▶ Task prompt
The records that follow are to be transcribed in full, without their images.

▶ Source data
# # # # # # #
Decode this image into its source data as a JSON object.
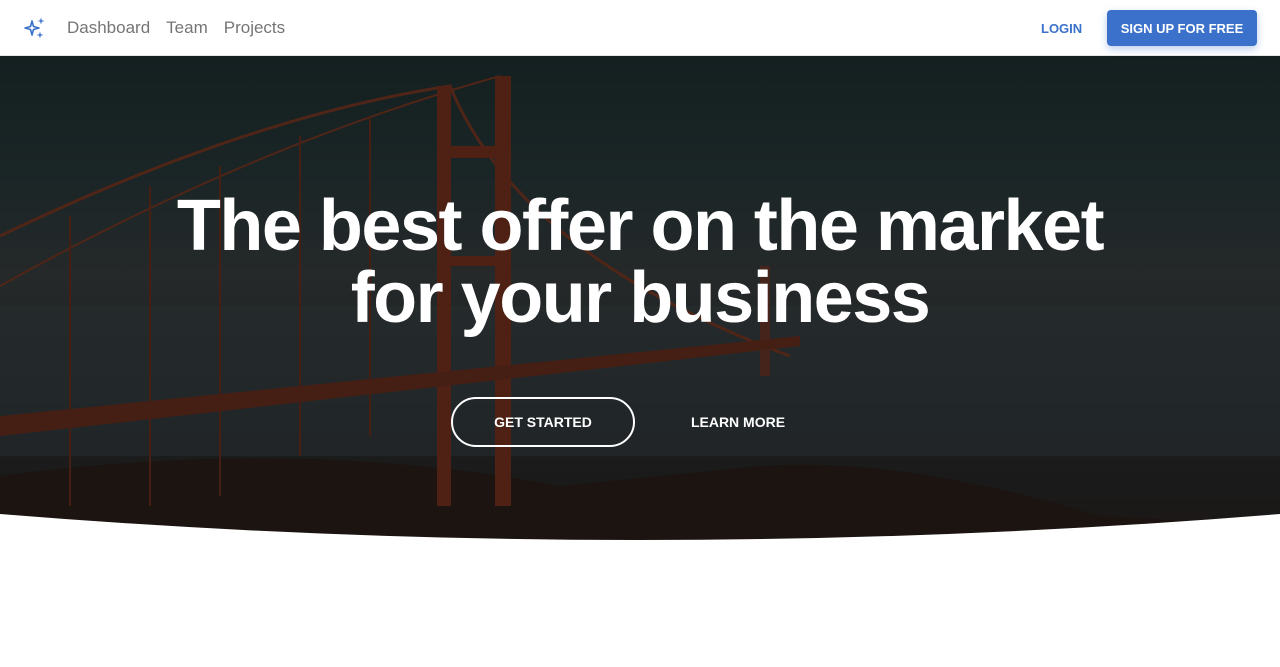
{
  "nav": {
    "links": [
      "Dashboard",
      "Team",
      "Projects"
    ],
    "login": "LOGIN",
    "signup": "SIGN UP FOR FREE",
    "brand_color": "#3b71ca"
  },
  "hero": {
    "title_line1": "The best offer on the market",
    "title_line2": "for your business",
    "get_started": "GET STARTED",
    "learn_more": "LEARN MORE"
  }
}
# # # # # # #
▶ Solution below
Decode this image into its source data as a JSON object.
{
  "nav": {
    "links": [
      "Dashboard",
      "Team",
      "Projects"
    ],
    "login": "LOGIN",
    "signup": "SIGN UP FOR FREE",
    "brand_color": "#3b71ca"
  },
  "hero": {
    "title_line1": "The best offer on the market",
    "title_line2": "for your business",
    "get_started": "GET STARTED",
    "learn_more": "LEARN MORE"
  }
}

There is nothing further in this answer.